— PROMPT —
Collect every line below that contains the word "height".

===== TASK INPUT

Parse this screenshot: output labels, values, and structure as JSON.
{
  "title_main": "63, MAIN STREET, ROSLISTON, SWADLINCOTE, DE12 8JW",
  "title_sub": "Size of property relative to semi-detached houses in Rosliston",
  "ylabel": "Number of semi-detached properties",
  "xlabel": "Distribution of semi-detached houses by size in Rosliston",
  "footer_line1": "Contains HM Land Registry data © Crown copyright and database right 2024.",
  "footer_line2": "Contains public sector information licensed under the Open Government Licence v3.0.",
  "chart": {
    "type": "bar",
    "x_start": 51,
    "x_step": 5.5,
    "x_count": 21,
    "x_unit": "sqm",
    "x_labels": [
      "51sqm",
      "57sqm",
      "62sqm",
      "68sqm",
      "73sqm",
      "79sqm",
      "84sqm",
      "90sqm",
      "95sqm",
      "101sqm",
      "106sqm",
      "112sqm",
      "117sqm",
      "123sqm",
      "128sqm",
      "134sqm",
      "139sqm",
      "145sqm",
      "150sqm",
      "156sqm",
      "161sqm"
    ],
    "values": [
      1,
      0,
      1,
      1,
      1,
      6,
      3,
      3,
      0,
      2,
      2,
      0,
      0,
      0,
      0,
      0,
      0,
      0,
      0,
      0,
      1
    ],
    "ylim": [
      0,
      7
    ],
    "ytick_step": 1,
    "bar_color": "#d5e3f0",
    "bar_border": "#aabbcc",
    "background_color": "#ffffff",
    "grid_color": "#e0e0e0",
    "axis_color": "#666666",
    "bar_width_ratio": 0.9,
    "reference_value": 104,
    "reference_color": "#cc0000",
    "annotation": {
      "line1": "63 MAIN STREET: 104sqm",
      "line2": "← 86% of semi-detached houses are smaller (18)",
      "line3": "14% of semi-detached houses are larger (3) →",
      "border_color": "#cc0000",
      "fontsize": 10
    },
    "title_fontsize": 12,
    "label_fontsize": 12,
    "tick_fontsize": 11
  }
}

==========
===== TASK INPUT

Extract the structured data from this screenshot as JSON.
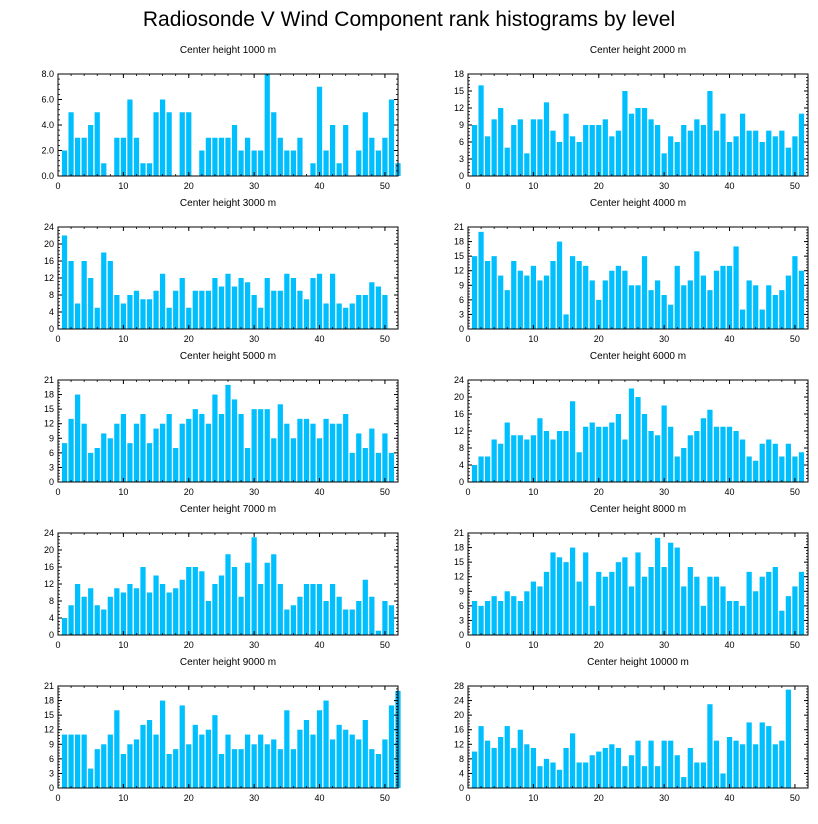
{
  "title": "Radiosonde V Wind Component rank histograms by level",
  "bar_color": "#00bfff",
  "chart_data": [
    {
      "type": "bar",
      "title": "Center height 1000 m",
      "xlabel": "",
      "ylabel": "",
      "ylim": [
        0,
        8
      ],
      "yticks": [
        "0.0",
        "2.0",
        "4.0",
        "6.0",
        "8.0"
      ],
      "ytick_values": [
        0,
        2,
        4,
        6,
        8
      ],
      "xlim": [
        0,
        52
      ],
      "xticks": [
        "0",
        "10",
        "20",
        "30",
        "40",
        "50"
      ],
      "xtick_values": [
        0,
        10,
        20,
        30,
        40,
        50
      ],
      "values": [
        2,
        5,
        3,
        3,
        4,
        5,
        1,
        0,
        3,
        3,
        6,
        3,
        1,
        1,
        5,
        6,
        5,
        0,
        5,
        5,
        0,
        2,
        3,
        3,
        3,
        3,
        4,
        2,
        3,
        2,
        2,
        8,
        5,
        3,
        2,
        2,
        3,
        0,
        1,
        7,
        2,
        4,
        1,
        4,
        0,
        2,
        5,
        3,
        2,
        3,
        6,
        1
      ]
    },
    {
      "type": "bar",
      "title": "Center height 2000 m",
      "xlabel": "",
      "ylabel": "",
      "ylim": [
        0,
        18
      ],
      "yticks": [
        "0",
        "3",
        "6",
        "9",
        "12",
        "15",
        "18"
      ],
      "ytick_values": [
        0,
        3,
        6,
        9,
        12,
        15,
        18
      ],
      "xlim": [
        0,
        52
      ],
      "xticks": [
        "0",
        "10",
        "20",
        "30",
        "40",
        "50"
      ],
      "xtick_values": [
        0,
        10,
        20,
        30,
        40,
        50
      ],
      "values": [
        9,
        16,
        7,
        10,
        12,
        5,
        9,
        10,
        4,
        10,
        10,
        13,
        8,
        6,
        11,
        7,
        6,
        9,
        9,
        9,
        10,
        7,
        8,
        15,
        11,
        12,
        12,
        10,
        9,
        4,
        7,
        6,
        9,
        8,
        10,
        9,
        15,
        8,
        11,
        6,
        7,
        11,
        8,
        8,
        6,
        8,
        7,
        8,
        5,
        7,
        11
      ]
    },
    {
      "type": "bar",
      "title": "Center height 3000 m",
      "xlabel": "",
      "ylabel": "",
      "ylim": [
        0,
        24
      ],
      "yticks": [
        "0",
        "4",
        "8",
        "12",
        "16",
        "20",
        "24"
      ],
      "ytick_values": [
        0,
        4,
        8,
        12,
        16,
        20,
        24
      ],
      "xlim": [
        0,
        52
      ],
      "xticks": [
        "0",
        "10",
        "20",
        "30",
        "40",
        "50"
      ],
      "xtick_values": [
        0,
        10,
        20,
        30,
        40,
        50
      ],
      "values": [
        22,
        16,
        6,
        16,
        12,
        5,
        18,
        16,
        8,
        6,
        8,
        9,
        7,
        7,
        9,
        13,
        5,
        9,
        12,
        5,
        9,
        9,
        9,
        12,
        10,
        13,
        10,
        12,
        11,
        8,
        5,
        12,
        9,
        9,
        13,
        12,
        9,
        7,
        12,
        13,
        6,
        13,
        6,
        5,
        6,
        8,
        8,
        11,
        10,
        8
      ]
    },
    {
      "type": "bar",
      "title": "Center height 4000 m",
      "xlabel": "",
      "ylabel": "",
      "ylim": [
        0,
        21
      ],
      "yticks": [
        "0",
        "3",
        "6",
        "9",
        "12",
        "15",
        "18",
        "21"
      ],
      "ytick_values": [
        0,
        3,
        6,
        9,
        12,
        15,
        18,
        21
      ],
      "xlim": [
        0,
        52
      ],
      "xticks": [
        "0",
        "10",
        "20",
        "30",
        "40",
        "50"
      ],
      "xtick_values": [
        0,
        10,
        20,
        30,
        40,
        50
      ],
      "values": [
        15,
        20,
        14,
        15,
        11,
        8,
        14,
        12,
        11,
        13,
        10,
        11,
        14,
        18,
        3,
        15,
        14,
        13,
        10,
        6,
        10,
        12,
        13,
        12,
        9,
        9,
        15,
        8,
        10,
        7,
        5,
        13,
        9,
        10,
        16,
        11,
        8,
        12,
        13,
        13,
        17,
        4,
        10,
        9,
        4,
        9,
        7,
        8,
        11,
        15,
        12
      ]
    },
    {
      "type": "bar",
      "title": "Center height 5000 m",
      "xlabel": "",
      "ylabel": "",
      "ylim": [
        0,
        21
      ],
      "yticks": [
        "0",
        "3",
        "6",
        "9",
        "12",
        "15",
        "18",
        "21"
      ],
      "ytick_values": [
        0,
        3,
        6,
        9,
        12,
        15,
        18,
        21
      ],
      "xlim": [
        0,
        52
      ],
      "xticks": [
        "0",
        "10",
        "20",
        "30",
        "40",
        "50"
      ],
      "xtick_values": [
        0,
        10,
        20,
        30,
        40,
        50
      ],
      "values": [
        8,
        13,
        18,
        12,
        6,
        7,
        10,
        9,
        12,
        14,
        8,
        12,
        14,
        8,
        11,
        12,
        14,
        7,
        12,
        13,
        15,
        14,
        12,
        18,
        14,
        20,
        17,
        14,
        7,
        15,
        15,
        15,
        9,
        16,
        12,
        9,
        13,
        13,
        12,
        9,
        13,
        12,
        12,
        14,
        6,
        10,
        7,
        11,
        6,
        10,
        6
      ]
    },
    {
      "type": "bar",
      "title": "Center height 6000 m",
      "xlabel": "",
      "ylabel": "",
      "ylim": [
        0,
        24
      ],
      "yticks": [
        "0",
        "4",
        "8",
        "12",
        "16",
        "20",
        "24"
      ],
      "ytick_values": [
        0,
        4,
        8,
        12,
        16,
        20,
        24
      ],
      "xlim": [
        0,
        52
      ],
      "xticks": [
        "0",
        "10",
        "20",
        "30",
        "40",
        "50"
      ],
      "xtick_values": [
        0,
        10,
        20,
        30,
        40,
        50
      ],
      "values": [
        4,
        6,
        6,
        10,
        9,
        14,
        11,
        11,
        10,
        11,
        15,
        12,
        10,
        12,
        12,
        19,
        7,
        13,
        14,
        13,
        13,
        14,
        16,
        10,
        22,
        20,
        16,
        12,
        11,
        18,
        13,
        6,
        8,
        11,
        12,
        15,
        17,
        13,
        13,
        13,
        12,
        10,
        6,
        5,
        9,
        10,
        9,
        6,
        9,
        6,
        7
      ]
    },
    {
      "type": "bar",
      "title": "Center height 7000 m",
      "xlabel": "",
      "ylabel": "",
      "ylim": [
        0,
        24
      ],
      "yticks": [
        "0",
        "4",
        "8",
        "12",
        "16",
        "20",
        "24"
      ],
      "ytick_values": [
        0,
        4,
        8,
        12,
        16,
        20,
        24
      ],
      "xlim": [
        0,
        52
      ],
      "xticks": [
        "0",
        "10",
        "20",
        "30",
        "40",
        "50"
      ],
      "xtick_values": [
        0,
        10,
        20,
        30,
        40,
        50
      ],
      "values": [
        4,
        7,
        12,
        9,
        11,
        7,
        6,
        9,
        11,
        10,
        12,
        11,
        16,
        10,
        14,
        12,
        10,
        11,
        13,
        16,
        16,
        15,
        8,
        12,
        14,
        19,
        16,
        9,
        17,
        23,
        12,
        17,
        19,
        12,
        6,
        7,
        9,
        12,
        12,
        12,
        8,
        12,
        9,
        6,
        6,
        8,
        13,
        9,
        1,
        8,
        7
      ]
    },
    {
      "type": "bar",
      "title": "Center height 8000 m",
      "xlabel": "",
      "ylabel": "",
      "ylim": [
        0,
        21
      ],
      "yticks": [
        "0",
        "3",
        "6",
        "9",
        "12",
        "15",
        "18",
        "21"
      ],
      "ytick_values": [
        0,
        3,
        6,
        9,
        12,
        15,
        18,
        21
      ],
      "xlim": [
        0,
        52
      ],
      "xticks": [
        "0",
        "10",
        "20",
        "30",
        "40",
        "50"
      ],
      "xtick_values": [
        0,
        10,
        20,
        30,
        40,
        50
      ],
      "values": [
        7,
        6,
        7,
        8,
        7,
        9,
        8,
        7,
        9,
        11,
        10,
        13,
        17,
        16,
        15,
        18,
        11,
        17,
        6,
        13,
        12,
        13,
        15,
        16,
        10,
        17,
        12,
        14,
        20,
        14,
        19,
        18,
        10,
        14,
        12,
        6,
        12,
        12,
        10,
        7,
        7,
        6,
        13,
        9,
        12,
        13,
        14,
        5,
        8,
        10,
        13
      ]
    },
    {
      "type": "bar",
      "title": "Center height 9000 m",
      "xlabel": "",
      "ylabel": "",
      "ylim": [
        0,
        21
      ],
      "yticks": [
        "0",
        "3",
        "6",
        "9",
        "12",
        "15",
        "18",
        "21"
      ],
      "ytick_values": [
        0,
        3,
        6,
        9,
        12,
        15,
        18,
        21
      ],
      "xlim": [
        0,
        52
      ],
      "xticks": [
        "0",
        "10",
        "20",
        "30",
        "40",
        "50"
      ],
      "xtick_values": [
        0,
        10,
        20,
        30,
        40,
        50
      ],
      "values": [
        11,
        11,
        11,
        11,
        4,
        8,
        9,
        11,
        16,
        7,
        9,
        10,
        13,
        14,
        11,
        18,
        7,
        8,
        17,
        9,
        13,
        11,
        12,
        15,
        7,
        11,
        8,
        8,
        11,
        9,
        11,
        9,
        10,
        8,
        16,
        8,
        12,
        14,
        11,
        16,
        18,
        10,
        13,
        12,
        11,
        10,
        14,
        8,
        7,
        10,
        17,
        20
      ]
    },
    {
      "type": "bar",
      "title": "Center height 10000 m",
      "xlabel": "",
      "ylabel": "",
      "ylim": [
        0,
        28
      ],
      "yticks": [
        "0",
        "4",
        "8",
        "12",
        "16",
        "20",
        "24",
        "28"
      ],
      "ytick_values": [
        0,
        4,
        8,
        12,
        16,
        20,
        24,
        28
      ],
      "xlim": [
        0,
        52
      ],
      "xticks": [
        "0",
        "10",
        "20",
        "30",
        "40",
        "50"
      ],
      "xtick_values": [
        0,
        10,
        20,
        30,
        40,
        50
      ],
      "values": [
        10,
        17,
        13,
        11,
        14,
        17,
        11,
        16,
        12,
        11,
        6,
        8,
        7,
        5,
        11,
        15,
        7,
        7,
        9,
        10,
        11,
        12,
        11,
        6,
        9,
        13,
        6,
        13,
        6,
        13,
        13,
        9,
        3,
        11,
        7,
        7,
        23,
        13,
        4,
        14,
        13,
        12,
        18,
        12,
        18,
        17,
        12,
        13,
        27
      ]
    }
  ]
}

==========
===== TASK INPUT

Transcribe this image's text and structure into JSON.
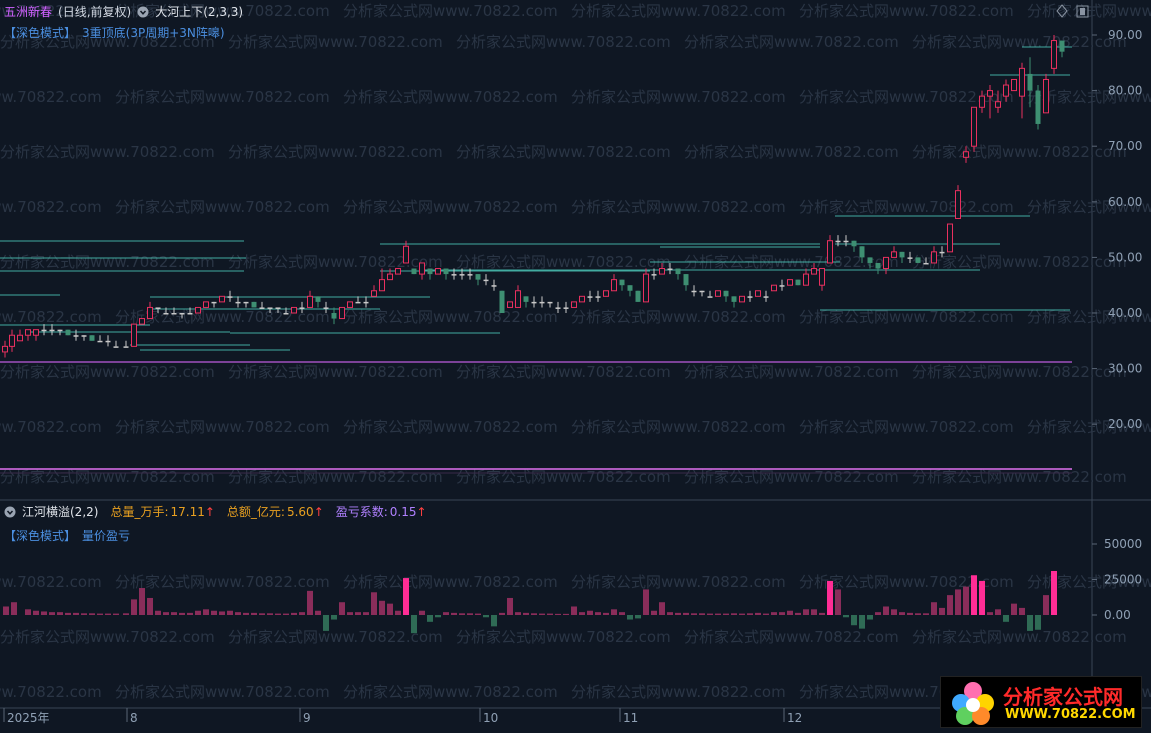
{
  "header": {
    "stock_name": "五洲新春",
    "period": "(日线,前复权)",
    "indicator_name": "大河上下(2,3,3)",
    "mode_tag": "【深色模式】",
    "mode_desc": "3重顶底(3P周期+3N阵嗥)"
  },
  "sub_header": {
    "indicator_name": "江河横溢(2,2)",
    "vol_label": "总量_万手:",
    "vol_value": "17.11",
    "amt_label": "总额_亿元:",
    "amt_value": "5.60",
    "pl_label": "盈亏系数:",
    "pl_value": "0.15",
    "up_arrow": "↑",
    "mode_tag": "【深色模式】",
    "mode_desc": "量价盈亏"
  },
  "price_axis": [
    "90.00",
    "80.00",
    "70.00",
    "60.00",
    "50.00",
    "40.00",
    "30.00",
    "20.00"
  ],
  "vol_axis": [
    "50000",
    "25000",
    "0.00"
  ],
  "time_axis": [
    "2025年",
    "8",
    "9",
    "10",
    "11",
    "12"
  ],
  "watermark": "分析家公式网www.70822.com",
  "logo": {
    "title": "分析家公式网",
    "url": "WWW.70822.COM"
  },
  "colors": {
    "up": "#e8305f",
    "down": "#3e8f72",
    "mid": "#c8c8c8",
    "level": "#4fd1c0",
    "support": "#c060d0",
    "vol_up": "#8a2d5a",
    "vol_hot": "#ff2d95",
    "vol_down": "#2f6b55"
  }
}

==========

— WRITTEN RESPONSE —
      "title": "Center height 1000 m",
      "title": "Center height 2000 m",
      "title": "Center height 3000 m",
      "title": "Center height 4000 m",
      "title": "Center height 5000 m",
      "title": "Center height 6000 m",
      "title": "Center height 7000 m",
      "title": "Center height 8000 m",
      "title": "Center height 9000 m",
      "title": "Center height 10000 m",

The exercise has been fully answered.